Saved entries
********

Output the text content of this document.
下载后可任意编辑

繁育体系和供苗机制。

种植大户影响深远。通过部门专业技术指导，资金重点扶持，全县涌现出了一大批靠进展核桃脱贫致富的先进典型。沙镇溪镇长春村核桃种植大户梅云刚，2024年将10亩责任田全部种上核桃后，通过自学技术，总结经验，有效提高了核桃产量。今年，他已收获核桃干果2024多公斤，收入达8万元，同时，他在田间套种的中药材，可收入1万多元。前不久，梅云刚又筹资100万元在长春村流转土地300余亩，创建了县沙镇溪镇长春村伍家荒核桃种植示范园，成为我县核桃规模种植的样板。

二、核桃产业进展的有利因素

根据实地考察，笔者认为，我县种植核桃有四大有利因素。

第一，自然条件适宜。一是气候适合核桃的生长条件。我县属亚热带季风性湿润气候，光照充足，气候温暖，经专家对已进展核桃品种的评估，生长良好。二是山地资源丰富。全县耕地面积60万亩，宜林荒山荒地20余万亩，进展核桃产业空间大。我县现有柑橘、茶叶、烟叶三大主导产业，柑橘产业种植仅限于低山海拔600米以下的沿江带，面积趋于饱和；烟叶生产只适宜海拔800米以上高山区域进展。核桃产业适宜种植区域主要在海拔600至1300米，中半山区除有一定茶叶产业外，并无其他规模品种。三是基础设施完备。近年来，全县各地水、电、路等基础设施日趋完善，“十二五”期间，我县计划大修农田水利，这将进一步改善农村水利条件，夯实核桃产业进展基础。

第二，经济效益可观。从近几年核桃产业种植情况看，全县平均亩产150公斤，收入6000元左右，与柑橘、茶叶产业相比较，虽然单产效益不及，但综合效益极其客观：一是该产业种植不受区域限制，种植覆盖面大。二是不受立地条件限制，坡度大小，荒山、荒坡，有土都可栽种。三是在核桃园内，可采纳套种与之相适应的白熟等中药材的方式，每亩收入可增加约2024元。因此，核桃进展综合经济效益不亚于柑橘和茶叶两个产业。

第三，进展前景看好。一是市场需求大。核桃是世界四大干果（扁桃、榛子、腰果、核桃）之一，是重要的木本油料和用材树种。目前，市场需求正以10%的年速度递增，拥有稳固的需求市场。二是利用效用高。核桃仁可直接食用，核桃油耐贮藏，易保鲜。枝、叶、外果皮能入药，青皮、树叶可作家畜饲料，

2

********

■ Written exercise
Produce an exact copy of the whole listing.

■ Answer for the task
Output the text content of this document.
下载后可任意编辑

繁育体系和供苗机制。

种植大户影响深远。通过部门专业技术指导，资金重点扶持，全县涌现出了一大批靠进展核桃脱贫致富的先进典型。沙镇溪镇长春村核桃种植大户梅云刚，2024年将10亩责任田全部种上核桃后，通过自学技术，总结经验，有效提高了核桃产量。今年，他已收获核桃干果2024多公斤，收入达8万元，同时，他在田间套种的中药材，可收入1万多元。前不久，梅云刚又筹资100万元在长春村流转土地300余亩，创建了县沙镇溪镇长春村伍家荒核桃种植示范园，成为我县核桃规模种植的样板。

二、核桃产业进展的有利因素

根据实地考察，笔者认为，我县种植核桃有四大有利因素。

第一，自然条件适宜。一是气候适合核桃的生长条件。我县属亚热带季风性湿润气候，光照充足，气候温暖，经专家对已进展核桃品种的评估，生长良好。二是山地资源丰富。全县耕地面积60万亩，宜林荒山荒地20余万亩，进展核桃产业空间大。我县现有柑橘、茶叶、烟叶三大主导产业，柑橘产业种植仅限于低山海拔600米以下的沿江带，面积趋于饱和；烟叶生产只适宜海拔800米以上高山区域进展。核桃产业适宜种植区域主要在海拔600至1300米，中半山区除有一定茶叶产业外，并无其他规模品种。三是基础设施完备。近年来，全县各地水、电、路等基础设施日趋完善，“十二五”期间，我县计划大修农田水利，这将进一步改善农村水利条件，夯实核桃产业进展基础。

第二，经济效益可观。从近几年核桃产业种植情况看，全县平均亩产150公斤，收入6000元左右，与柑橘、茶叶产业相比较，虽然单产效益不及，但综合效益极其客观：一是该产业种植不受区域限制，种植覆盖面大。二是不受立地条件限制，坡度大小，荒山、荒坡，有土都可栽种。三是在核桃园内，可采纳套种与之相适应的白熟等中药材的方式，每亩收入可增加约2024元。因此，核桃进展综合经济效益不亚于柑橘和茶叶两个产业。

第三，进展前景看好。一是市场需求大。核桃是世界四大干果（扁桃、榛子、腰果、核桃）之一，是重要的木本油料和用材树种。目前，市场需求正以10%的年速度递增，拥有稳固的需求市场。二是利用效用高。核桃仁可直接食用，核桃油耐贮藏，易保鲜。枝、叶、外果皮能入药，青皮、树叶可作家畜饲料，

2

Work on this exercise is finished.